*REQUIRED WORK*
Below are records; work out how many of their lines contain "encourage" and give only that number.

++++ GIVEN RECORDS ++++

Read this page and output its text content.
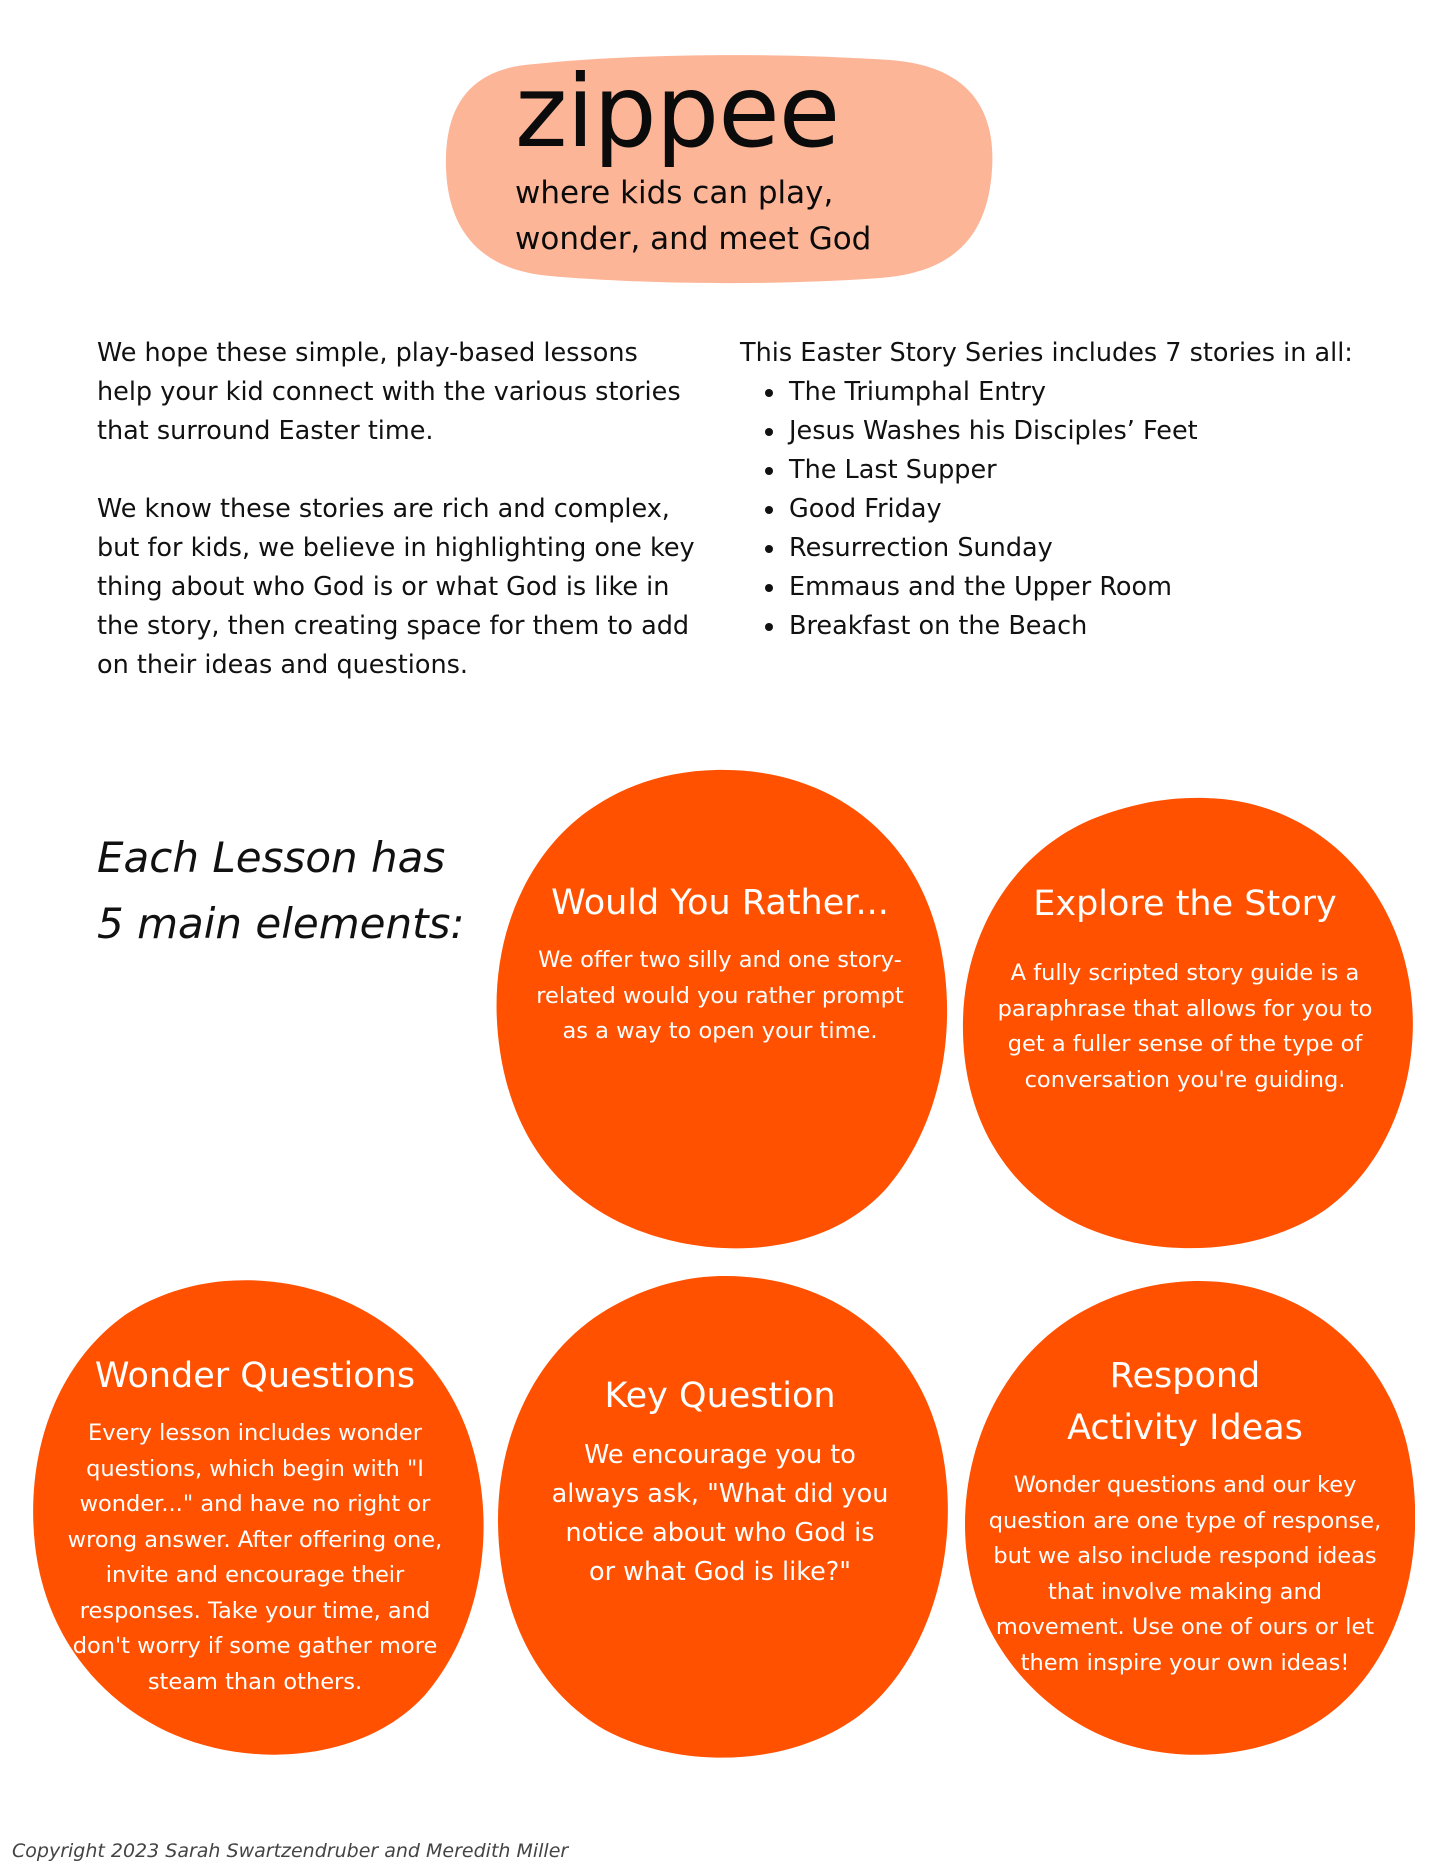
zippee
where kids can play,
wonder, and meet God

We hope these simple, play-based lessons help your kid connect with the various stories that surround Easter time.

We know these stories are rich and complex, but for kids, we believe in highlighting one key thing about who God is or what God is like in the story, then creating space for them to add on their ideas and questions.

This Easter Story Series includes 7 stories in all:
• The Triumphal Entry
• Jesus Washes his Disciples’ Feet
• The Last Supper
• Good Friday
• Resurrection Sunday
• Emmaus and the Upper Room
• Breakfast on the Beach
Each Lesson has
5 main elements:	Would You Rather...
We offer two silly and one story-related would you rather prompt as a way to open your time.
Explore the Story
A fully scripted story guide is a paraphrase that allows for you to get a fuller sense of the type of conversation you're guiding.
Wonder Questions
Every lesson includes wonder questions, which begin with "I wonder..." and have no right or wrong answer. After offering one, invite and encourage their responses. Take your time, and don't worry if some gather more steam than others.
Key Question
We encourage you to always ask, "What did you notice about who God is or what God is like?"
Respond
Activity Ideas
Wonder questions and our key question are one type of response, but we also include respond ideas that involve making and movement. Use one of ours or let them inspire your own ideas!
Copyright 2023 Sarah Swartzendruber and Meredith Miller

++++
++++ GIVEN RECORDS ++++

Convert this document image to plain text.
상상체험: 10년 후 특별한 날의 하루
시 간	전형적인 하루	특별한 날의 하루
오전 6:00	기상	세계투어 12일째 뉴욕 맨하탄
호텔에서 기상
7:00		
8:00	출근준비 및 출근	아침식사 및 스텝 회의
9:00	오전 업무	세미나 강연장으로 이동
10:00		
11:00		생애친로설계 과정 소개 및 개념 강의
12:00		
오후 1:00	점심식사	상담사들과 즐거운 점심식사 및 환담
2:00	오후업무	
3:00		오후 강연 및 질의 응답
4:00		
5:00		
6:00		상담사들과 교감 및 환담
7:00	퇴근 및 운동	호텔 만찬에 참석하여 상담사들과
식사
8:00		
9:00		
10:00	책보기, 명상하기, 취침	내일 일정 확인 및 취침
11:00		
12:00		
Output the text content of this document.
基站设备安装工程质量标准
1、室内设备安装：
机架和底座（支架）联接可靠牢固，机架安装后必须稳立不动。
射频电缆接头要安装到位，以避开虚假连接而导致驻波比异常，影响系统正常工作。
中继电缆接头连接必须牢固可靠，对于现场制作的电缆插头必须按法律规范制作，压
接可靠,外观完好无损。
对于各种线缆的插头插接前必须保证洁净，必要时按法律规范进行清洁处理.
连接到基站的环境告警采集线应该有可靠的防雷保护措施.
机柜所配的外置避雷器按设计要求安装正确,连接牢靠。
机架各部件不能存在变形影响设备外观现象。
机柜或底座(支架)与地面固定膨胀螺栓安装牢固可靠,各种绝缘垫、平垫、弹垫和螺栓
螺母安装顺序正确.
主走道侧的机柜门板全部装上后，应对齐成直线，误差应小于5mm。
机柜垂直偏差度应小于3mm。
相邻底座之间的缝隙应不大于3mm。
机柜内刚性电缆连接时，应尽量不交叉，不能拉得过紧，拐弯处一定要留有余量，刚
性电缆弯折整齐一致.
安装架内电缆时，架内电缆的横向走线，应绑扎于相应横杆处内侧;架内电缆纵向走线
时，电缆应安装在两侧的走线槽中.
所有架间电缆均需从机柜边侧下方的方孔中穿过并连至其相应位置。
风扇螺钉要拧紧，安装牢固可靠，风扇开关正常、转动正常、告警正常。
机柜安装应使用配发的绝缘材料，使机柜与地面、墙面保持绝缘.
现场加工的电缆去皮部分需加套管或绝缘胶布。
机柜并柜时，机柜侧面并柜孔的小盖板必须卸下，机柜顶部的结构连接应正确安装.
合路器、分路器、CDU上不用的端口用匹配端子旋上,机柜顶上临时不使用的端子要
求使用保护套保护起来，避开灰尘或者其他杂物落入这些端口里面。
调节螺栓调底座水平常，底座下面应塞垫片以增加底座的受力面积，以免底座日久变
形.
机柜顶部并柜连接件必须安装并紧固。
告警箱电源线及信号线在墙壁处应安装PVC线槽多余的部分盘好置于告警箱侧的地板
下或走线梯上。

++++
++++ GIVEN RECORDS ++++

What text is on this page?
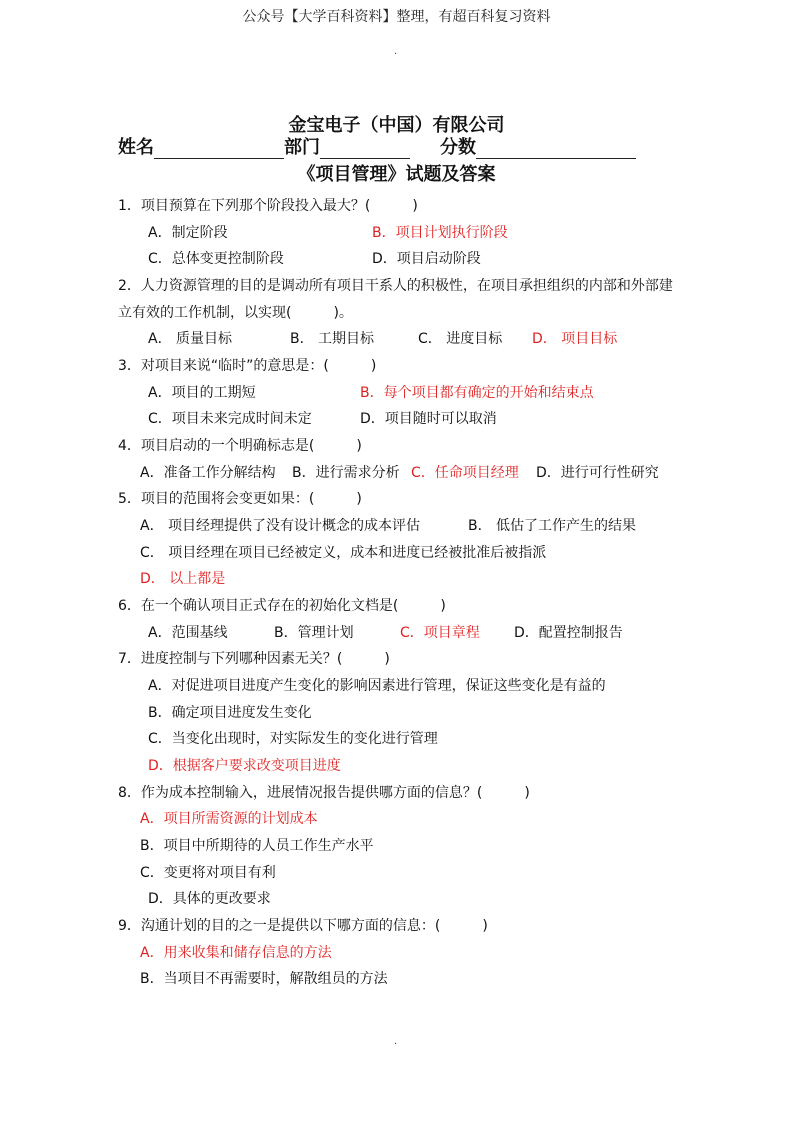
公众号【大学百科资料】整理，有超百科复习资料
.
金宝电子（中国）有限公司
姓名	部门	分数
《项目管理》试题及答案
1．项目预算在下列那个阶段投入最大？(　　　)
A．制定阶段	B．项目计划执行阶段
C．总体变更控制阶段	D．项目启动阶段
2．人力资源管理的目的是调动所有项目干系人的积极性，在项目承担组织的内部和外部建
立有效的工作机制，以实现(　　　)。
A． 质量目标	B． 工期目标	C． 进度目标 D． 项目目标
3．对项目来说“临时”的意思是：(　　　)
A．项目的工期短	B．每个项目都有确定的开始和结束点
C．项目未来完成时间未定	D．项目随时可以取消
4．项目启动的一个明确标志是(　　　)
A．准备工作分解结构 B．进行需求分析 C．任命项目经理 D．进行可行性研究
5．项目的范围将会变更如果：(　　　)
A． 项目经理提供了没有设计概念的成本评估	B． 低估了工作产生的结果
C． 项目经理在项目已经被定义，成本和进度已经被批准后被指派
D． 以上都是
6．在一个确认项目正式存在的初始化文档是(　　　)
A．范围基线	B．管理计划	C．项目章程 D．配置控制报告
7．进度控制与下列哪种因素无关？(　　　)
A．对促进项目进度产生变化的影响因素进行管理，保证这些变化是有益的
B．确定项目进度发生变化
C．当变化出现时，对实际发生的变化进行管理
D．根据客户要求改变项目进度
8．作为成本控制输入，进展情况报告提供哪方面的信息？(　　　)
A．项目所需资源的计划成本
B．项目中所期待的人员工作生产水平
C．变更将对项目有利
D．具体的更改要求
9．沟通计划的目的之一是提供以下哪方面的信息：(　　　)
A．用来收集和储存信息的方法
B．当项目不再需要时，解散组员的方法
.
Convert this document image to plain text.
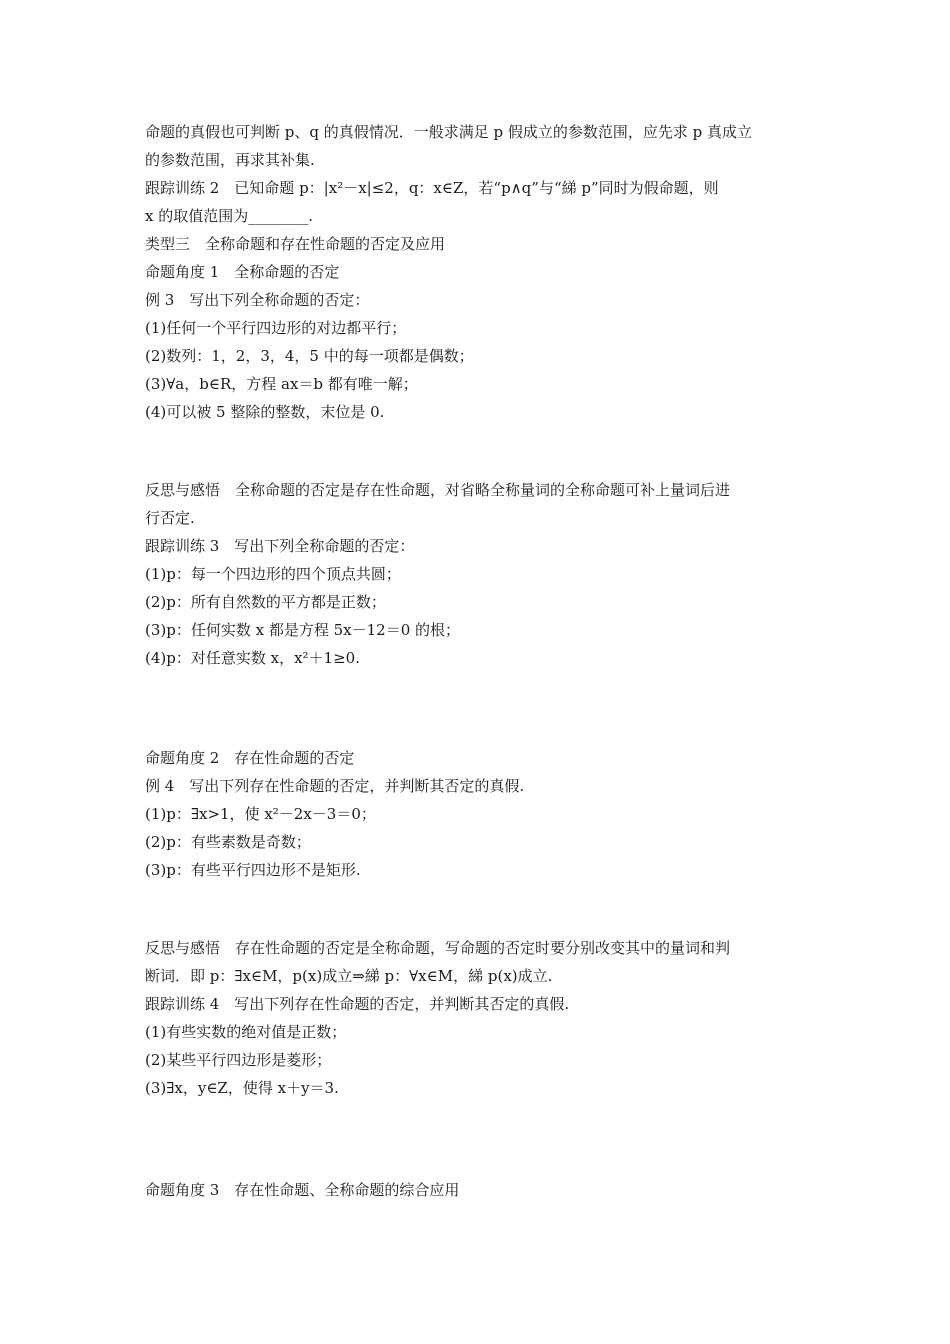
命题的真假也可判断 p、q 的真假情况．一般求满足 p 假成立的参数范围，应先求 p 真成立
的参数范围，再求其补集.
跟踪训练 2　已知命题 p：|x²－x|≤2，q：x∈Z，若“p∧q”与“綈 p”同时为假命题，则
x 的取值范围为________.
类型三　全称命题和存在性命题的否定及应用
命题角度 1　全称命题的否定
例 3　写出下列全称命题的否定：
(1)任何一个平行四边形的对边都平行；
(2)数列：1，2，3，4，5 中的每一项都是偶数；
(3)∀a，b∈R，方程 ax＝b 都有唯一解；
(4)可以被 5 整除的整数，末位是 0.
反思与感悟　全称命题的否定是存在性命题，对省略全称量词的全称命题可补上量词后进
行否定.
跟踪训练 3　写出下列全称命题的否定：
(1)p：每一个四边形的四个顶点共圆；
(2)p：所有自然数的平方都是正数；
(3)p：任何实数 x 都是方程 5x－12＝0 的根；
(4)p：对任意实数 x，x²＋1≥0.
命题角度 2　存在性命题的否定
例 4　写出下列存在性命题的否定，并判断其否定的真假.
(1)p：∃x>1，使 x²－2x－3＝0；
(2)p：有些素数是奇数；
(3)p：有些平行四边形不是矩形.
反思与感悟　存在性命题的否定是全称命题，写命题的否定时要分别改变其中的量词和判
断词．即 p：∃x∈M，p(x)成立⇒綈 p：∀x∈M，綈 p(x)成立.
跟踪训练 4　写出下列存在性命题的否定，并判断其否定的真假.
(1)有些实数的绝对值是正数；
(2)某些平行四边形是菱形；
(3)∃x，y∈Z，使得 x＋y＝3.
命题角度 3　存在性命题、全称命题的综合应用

++++

*EXERCISE RESULT*
2